• SOURCE DATA

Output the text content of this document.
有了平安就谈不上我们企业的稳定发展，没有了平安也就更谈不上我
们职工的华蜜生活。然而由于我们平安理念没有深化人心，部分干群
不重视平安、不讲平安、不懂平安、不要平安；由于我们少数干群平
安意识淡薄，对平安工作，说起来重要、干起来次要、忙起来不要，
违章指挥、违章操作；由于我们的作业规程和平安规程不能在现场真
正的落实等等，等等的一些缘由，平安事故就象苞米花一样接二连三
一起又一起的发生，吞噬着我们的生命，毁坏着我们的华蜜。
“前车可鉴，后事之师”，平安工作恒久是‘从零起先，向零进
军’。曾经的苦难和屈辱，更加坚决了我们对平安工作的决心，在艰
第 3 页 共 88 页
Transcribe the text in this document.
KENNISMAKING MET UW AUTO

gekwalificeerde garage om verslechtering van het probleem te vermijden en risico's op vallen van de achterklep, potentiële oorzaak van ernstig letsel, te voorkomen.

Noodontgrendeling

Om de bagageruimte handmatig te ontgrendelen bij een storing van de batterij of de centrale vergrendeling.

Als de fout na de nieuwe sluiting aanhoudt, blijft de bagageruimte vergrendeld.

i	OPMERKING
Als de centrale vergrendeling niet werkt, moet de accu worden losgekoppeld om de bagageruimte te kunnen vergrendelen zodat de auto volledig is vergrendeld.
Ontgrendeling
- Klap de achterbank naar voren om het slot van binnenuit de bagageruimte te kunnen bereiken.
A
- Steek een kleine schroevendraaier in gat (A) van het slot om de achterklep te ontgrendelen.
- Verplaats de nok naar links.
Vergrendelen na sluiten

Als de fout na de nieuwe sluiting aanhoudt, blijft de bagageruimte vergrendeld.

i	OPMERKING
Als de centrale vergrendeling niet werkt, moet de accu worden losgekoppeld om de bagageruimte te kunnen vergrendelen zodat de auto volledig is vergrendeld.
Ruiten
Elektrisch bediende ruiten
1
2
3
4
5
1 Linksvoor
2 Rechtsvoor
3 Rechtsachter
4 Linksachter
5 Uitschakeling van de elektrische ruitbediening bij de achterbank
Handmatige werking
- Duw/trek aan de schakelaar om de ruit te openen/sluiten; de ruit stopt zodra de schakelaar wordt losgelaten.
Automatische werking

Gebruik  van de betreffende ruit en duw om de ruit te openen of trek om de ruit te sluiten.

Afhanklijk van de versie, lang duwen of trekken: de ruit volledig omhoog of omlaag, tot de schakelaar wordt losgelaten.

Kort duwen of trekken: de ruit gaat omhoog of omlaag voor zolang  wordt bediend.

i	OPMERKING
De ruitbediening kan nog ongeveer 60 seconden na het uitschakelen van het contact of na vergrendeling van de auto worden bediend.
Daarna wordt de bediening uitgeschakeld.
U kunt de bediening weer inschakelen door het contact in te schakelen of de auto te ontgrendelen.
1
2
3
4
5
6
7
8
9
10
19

• PROBLEM DESCRIPTION
Report how many lines of the records above contain the word "naar", and give only that number.

• FINAL RESULT
2